• _Stated exercise_
Transcribe the records that follow in their entirety, omitting any pictures.

··· Stored rows ···

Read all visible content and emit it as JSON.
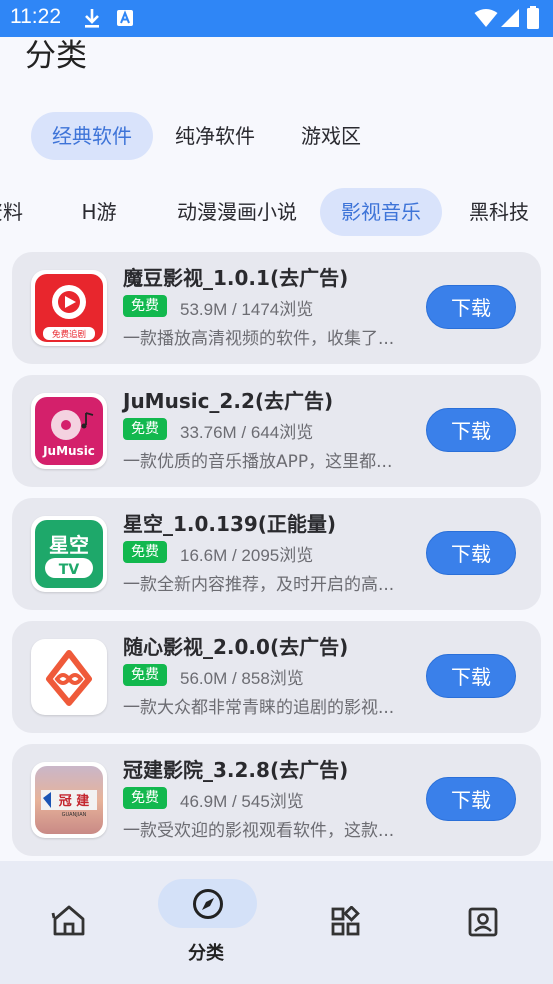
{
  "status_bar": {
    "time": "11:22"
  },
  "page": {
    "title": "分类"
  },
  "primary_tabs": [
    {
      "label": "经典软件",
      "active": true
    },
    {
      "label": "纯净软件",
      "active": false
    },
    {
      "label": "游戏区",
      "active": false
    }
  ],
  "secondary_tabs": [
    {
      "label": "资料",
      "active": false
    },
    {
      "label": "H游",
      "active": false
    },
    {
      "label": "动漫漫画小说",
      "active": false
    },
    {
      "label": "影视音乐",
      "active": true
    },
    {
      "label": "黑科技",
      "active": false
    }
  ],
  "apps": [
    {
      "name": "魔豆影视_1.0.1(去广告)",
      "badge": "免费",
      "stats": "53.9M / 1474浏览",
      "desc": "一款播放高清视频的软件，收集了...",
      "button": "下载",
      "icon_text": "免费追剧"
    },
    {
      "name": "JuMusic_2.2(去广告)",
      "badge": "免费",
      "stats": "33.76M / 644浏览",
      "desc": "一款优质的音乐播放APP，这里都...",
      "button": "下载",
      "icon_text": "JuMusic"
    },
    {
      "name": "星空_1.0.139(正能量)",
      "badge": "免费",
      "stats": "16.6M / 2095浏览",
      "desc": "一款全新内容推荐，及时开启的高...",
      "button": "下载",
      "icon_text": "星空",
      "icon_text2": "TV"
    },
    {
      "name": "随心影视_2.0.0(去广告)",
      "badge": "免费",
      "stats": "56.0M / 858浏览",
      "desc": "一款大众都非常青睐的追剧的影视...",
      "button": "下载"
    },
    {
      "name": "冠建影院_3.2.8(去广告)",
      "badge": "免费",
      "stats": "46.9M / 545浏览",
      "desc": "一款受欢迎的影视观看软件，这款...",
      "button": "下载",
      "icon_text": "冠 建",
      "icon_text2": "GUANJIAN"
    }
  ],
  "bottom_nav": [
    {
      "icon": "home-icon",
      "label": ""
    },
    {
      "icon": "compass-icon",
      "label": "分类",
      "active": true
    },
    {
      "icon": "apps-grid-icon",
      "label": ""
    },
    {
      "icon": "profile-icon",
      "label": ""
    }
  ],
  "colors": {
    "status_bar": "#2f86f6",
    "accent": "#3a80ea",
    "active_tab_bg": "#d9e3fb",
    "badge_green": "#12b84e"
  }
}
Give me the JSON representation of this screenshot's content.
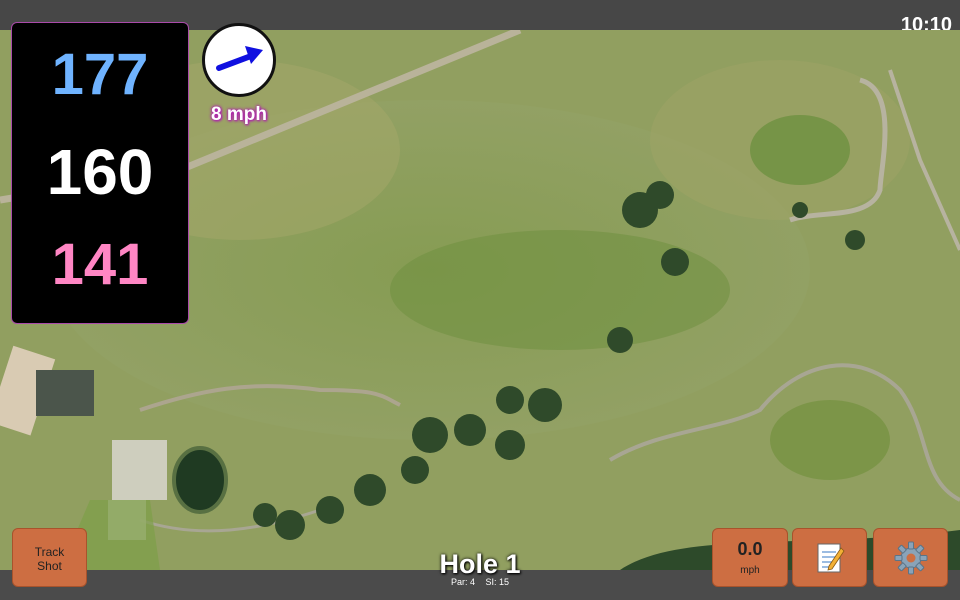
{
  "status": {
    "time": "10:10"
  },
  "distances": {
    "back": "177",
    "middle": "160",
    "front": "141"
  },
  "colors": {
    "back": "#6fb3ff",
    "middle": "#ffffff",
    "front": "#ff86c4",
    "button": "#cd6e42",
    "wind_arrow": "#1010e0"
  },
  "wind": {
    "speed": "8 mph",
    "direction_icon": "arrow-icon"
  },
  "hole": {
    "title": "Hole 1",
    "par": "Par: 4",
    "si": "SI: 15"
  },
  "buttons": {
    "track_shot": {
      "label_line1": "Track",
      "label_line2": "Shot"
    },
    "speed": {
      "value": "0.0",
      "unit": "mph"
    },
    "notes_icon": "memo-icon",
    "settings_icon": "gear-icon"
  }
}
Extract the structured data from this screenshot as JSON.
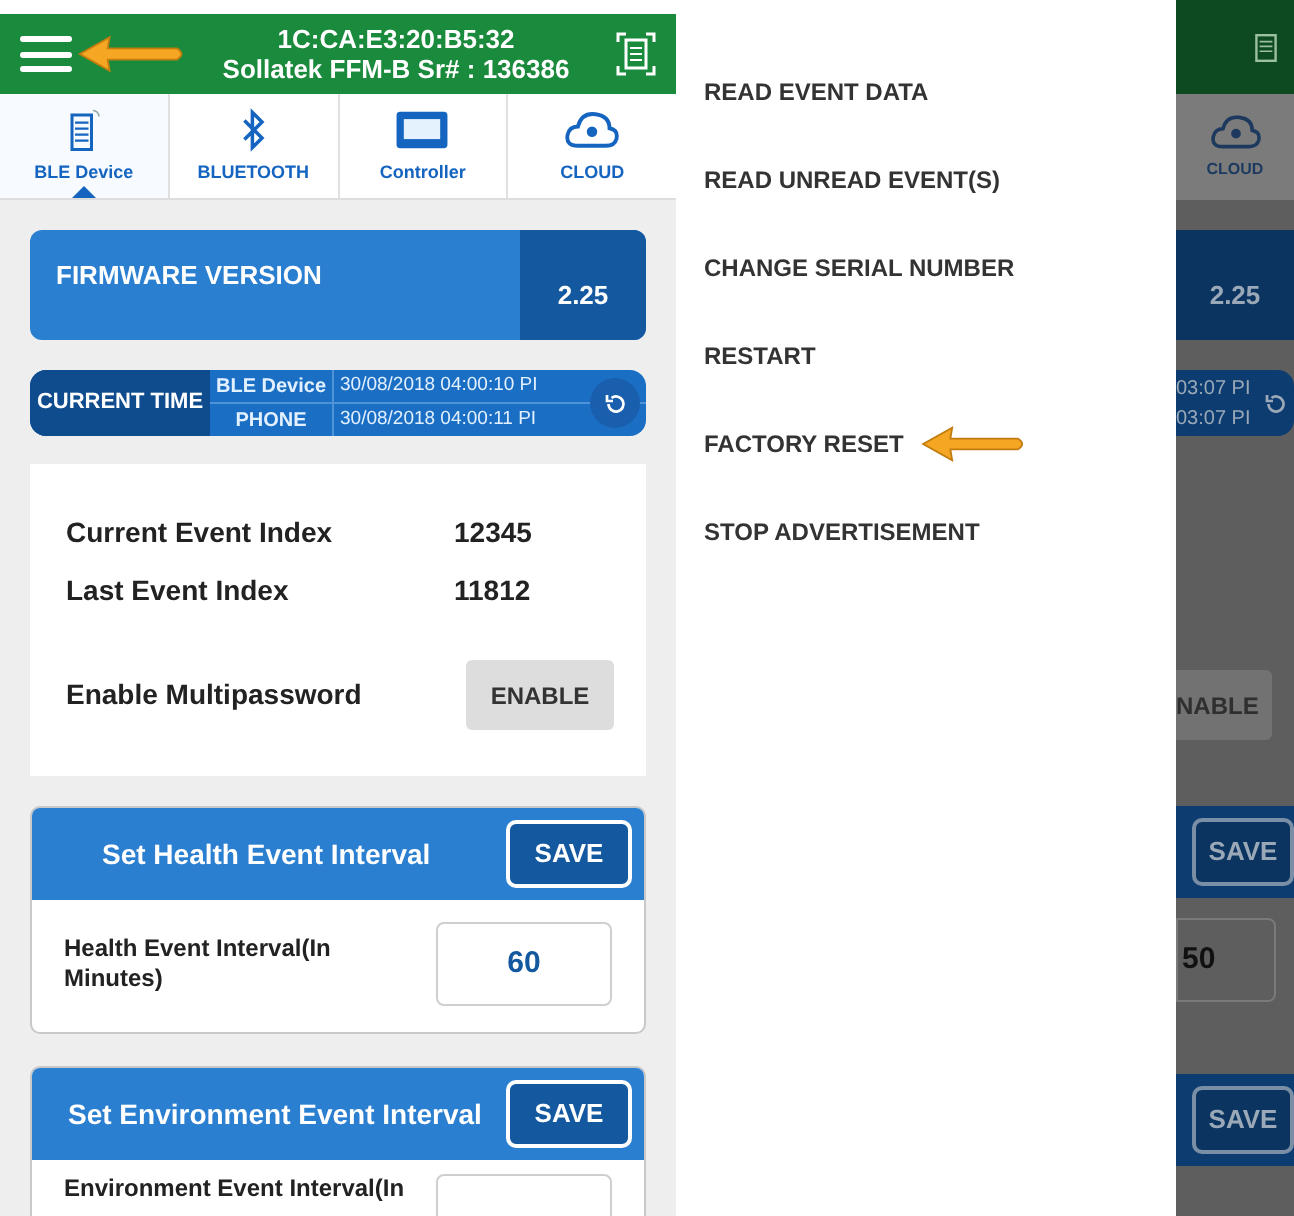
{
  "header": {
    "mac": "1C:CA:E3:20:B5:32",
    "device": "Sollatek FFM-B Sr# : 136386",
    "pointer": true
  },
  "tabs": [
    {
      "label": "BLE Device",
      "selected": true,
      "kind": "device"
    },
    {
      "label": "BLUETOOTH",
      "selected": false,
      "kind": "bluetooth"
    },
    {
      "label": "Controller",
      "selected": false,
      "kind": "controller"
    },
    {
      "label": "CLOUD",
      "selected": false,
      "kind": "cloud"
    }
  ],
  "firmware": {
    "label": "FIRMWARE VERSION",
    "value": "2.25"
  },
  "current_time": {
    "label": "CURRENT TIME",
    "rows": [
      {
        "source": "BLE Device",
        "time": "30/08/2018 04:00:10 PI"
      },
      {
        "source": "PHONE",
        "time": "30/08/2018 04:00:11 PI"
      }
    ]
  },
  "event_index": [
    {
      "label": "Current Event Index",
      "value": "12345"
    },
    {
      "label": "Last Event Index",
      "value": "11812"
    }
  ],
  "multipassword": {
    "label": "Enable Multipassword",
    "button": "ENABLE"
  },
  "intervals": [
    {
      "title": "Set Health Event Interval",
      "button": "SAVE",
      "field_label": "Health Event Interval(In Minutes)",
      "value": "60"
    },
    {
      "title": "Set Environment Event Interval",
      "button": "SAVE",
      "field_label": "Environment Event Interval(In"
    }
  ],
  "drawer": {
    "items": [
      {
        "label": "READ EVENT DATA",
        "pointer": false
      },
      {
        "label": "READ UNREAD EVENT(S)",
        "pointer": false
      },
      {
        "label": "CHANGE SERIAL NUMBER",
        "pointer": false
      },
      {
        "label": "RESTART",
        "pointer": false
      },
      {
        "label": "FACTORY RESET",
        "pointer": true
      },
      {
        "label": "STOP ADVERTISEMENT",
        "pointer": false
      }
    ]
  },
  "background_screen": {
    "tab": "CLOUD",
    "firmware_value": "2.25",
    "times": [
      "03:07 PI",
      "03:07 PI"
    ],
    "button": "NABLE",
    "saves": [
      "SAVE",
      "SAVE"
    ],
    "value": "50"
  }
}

···

• _Exercise response_
Read all visible content and emit it as JSON.
{
  "status_bar": {
    "time": "11:22"
  },
  "page": {
    "title": "分类"
  },
  "primary_tabs": [
    {
      "label": "经典软件",
      "active": true
    },
    {
      "label": "纯净软件",
      "active": false
    },
    {
      "label": "游戏区",
      "active": false
    }
  ],
  "secondary_tabs": [
    {
      "label": "资料",
      "active": false
    },
    {
      "label": "H游",
      "active": false
    },
    {
      "label": "动漫漫画小说",
      "active": false
    },
    {
      "label": "影视音乐",
      "active": true
    },
    {
      "label": "黑科技",
      "active": false
    }
  ],
  "apps": [
    {
      "name": "魔豆影视_1.0.1(去广告)",
      "badge": "免费",
      "stats": "53.9M / 1474浏览",
      "desc": "一款播放高清视频的软件，收集了...",
      "button": "下载",
      "icon_text": "免费追剧"
    },
    {
      "name": "JuMusic_2.2(去广告)",
      "badge": "免费",
      "stats": "33.76M / 644浏览",
      "desc": "一款优质的音乐播放APP，这里都...",
      "button": "下载",
      "icon_text": "JuMusic"
    },
    {
      "name": "星空_1.0.139(正能量)",
      "badge": "免费",
      "stats": "16.6M / 2095浏览",
      "desc": "一款全新内容推荐，及时开启的高...",
      "button": "下载",
      "icon_text": "星空",
      "icon_text2": "TV"
    },
    {
      "name": "随心影视_2.0.0(去广告)",
      "badge": "免费",
      "stats": "56.0M / 858浏览",
      "desc": "一款大众都非常青睐的追剧的影视...",
      "button": "下载"
    },
    {
      "name": "冠建影院_3.2.8(去广告)",
      "badge": "免费",
      "stats": "46.9M / 545浏览",
      "desc": "一款受欢迎的影视观看软件，这款...",
      "button": "下载",
      "icon_text": "冠 建",
      "icon_text2": "GUANJIAN"
    }
  ],
  "bottom_nav": [
    {
      "icon": "home-icon",
      "label": ""
    },
    {
      "icon": "compass-icon",
      "label": "分类",
      "active": true
    },
    {
      "icon": "apps-grid-icon",
      "label": ""
    },
    {
      "icon": "profile-icon",
      "label": ""
    }
  ],
  "colors": {
    "status_bar": "#2f86f6",
    "accent": "#3a80ea",
    "active_tab_bg": "#d9e3fb",
    "badge_green": "#12b84e"
  }
}
Give me the JSON representation of this screenshot's content.
{
  "status": {
    "time": "10:10"
  },
  "distances": {
    "back": "177",
    "middle": "160",
    "front": "141"
  },
  "colors": {
    "back": "#6fb3ff",
    "middle": "#ffffff",
    "front": "#ff86c4",
    "button": "#cd6e42",
    "wind_arrow": "#1010e0"
  },
  "wind": {
    "speed": "8 mph",
    "direction_icon": "arrow-icon"
  },
  "hole": {
    "title": "Hole 1",
    "par": "Par: 4",
    "si": "SI: 15"
  },
  "buttons": {
    "track_shot": {
      "label_line1": "Track",
      "label_line2": "Shot"
    },
    "speed": {
      "value": "0.0",
      "unit": "mph"
    },
    "notes_icon": "memo-icon",
    "settings_icon": "gear-icon"
  }
}
Extract the structured data from this screenshot as JSON.
{
  "header": {
    "mac": "1C:CA:E3:20:B5:32",
    "device": "Sollatek FFM-B Sr# : 136386",
    "pointer": true
  },
  "tabs": [
    {
      "label": "BLE Device",
      "selected": true,
      "kind": "device"
    },
    {
      "label": "BLUETOOTH",
      "selected": false,
      "kind": "bluetooth"
    },
    {
      "label": "Controller",
      "selected": false,
      "kind": "controller"
    },
    {
      "label": "CLOUD",
      "selected": false,
      "kind": "cloud"
    }
  ],
  "firmware": {
    "label": "FIRMWARE VERSION",
    "value": "2.25"
  },
  "current_time": {
    "label": "CURRENT TIME",
    "rows": [
      {
        "source": "BLE Device",
        "time": "30/08/2018 04:00:10 PI"
      },
      {
        "source": "PHONE",
        "time": "30/08/2018 04:00:11 PI"
      }
    ]
  },
  "event_index": [
    {
      "label": "Current Event Index",
      "value": "12345"
    },
    {
      "label": "Last Event Index",
      "value": "11812"
    }
  ],
  "multipassword": {
    "label": "Enable Multipassword",
    "button": "ENABLE"
  },
  "intervals": [
    {
      "title": "Set Health Event Interval",
      "button": "SAVE",
      "field_label": "Health Event Interval(In Minutes)",
      "value": "60"
    },
    {
      "title": "Set Environment Event Interval",
      "button": "SAVE",
      "field_label": "Environment Event Interval(In"
    }
  ],
  "drawer": {
    "items": [
      {
        "label": "READ EVENT DATA",
        "pointer": false
      },
      {
        "label": "READ UNREAD EVENT(S)",
        "pointer": false
      },
      {
        "label": "CHANGE SERIAL NUMBER",
        "pointer": false
      },
      {
        "label": "RESTART",
        "pointer": false
      },
      {
        "label": "FACTORY RESET",
        "pointer": true
      },
      {
        "label": "STOP ADVERTISEMENT",
        "pointer": false
      }
    ]
  },
  "background_screen": {
    "tab": "CLOUD",
    "firmware_value": "2.25",
    "times": [
      "03:07 PI",
      "03:07 PI"
    ],
    "button": "NABLE",
    "saves": [
      "SAVE",
      "SAVE"
    ],
    "value": "50"
  }
}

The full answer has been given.